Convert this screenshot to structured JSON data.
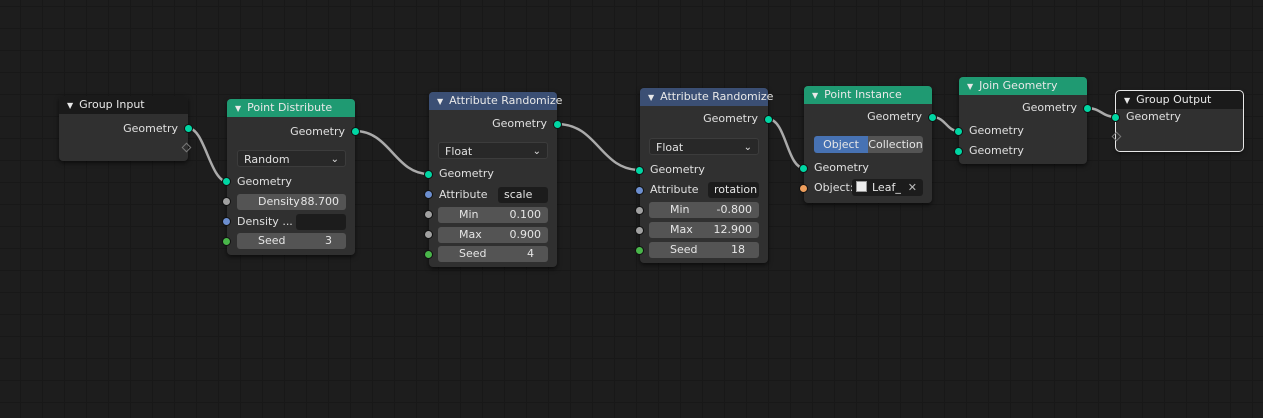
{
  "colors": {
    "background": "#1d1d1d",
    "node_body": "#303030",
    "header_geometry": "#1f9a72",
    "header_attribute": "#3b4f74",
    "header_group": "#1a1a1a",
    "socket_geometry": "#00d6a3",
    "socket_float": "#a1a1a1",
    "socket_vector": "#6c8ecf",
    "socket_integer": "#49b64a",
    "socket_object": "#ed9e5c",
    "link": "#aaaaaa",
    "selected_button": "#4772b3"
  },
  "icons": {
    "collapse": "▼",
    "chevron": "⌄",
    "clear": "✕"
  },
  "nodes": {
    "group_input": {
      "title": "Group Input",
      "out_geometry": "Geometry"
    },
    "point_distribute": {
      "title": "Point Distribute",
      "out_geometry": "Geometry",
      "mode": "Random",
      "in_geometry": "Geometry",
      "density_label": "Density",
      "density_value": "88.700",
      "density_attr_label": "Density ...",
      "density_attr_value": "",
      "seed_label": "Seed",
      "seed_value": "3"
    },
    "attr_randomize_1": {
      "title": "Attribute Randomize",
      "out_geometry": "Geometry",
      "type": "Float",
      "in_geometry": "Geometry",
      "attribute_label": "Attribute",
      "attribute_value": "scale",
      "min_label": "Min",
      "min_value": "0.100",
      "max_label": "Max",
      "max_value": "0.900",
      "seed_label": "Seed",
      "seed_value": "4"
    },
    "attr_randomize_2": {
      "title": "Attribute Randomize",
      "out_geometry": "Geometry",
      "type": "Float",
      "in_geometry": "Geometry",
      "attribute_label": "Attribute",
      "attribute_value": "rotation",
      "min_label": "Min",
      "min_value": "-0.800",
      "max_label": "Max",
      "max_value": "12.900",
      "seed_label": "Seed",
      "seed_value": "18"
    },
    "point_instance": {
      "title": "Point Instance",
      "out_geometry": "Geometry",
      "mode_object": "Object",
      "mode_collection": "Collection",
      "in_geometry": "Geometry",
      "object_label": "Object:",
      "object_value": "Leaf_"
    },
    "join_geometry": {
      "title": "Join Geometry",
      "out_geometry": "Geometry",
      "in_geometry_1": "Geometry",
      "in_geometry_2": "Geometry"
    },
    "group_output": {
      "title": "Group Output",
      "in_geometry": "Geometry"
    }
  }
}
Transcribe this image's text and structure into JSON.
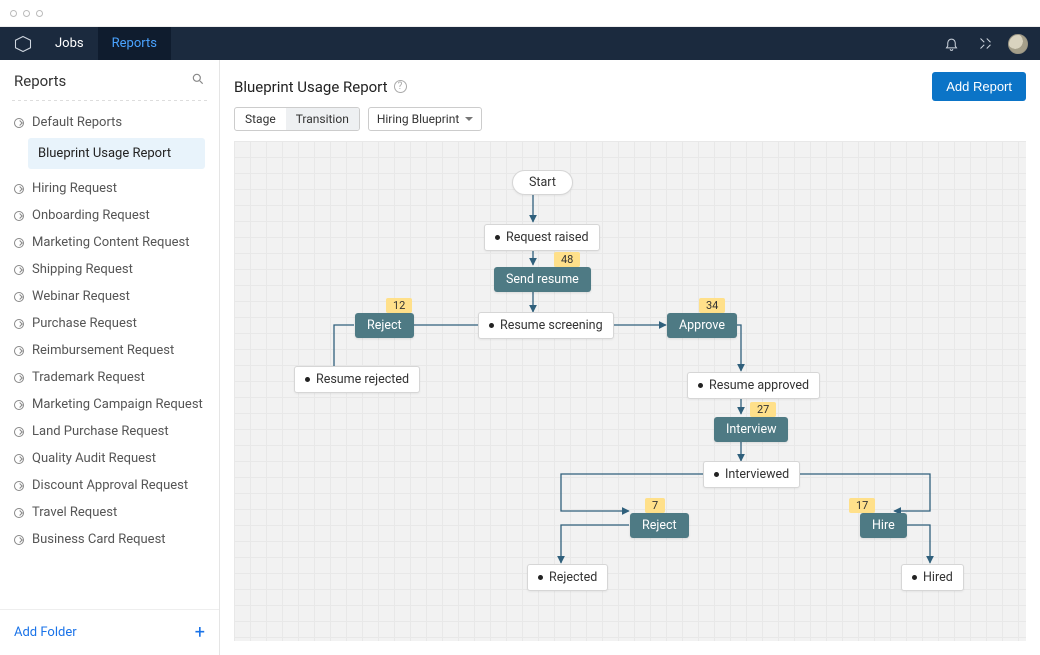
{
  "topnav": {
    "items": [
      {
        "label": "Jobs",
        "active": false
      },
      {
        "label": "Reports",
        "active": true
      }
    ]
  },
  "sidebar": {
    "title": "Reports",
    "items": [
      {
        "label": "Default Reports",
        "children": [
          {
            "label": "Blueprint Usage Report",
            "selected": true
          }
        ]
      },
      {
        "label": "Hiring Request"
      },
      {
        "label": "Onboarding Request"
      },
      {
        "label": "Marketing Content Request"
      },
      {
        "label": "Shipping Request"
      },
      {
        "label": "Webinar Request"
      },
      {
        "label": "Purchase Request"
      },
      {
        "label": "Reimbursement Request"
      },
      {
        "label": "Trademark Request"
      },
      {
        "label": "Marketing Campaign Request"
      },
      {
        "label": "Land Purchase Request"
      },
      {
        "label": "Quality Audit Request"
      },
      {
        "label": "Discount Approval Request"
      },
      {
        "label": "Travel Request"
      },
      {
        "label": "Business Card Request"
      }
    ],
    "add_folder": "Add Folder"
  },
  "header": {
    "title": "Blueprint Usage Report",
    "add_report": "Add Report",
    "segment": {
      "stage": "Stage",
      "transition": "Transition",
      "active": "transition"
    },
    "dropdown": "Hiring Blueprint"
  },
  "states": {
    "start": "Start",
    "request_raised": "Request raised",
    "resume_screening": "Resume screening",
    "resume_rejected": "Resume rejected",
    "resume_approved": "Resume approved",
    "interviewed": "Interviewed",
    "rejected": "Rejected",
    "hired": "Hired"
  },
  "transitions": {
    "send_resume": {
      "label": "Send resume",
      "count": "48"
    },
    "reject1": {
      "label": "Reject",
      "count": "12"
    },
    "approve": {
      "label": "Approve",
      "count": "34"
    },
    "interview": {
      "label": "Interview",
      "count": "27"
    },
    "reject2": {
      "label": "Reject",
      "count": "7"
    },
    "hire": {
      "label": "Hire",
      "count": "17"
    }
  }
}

********************

◆ **Task directions**
Return all of the entries word for word, but omit the pictures.

◆ **Solution to this exercise**
Convert this screenshot to structured JSON data.
{
  "colors": {
    "background": "#1d1d1d",
    "node_body": "#303030",
    "header_geometry": "#1f9a72",
    "header_attribute": "#3b4f74",
    "header_group": "#1a1a1a",
    "socket_geometry": "#00d6a3",
    "socket_float": "#a1a1a1",
    "socket_vector": "#6c8ecf",
    "socket_integer": "#49b64a",
    "socket_object": "#ed9e5c",
    "link": "#aaaaaa",
    "selected_button": "#4772b3"
  },
  "icons": {
    "collapse": "▼",
    "chevron": "⌄",
    "clear": "✕"
  },
  "nodes": {
    "group_input": {
      "title": "Group Input",
      "out_geometry": "Geometry"
    },
    "point_distribute": {
      "title": "Point Distribute",
      "out_geometry": "Geometry",
      "mode": "Random",
      "in_geometry": "Geometry",
      "density_label": "Density",
      "density_value": "88.700",
      "density_attr_label": "Density ...",
      "density_attr_value": "",
      "seed_label": "Seed",
      "seed_value": "3"
    },
    "attr_randomize_1": {
      "title": "Attribute Randomize",
      "out_geometry": "Geometry",
      "type": "Float",
      "in_geometry": "Geometry",
      "attribute_label": "Attribute",
      "attribute_value": "scale",
      "min_label": "Min",
      "min_value": "0.100",
      "max_label": "Max",
      "max_value": "0.900",
      "seed_label": "Seed",
      "seed_value": "4"
    },
    "attr_randomize_2": {
      "title": "Attribute Randomize",
      "out_geometry": "Geometry",
      "type": "Float",
      "in_geometry": "Geometry",
      "attribute_label": "Attribute",
      "attribute_value": "rotation",
      "min_label": "Min",
      "min_value": "-0.800",
      "max_label": "Max",
      "max_value": "12.900",
      "seed_label": "Seed",
      "seed_value": "18"
    },
    "point_instance": {
      "title": "Point Instance",
      "out_geometry": "Geometry",
      "mode_object": "Object",
      "mode_collection": "Collection",
      "in_geometry": "Geometry",
      "object_label": "Object:",
      "object_value": "Leaf_"
    },
    "join_geometry": {
      "title": "Join Geometry",
      "out_geometry": "Geometry",
      "in_geometry_1": "Geometry",
      "in_geometry_2": "Geometry"
    },
    "group_output": {
      "title": "Group Output",
      "in_geometry": "Geometry"
    }
  }
}
Transcribe this image's text and structure into JSON.
{
  "topnav": {
    "items": [
      {
        "label": "Jobs",
        "active": false
      },
      {
        "label": "Reports",
        "active": true
      }
    ]
  },
  "sidebar": {
    "title": "Reports",
    "items": [
      {
        "label": "Default Reports",
        "children": [
          {
            "label": "Blueprint Usage Report",
            "selected": true
          }
        ]
      },
      {
        "label": "Hiring Request"
      },
      {
        "label": "Onboarding Request"
      },
      {
        "label": "Marketing Content Request"
      },
      {
        "label": "Shipping Request"
      },
      {
        "label": "Webinar Request"
      },
      {
        "label": "Purchase Request"
      },
      {
        "label": "Reimbursement Request"
      },
      {
        "label": "Trademark Request"
      },
      {
        "label": "Marketing Campaign Request"
      },
      {
        "label": "Land Purchase Request"
      },
      {
        "label": "Quality Audit Request"
      },
      {
        "label": "Discount Approval Request"
      },
      {
        "label": "Travel Request"
      },
      {
        "label": "Business Card Request"
      }
    ],
    "add_folder": "Add Folder"
  },
  "header": {
    "title": "Blueprint Usage Report",
    "add_report": "Add Report",
    "segment": {
      "stage": "Stage",
      "transition": "Transition",
      "active": "transition"
    },
    "dropdown": "Hiring Blueprint"
  },
  "states": {
    "start": "Start",
    "request_raised": "Request raised",
    "resume_screening": "Resume screening",
    "resume_rejected": "Resume rejected",
    "resume_approved": "Resume approved",
    "interviewed": "Interviewed",
    "rejected": "Rejected",
    "hired": "Hired"
  },
  "transitions": {
    "send_resume": {
      "label": "Send resume",
      "count": "48"
    },
    "reject1": {
      "label": "Reject",
      "count": "12"
    },
    "approve": {
      "label": "Approve",
      "count": "34"
    },
    "interview": {
      "label": "Interview",
      "count": "27"
    },
    "reject2": {
      "label": "Reject",
      "count": "7"
    },
    "hire": {
      "label": "Hire",
      "count": "17"
    }
  }
}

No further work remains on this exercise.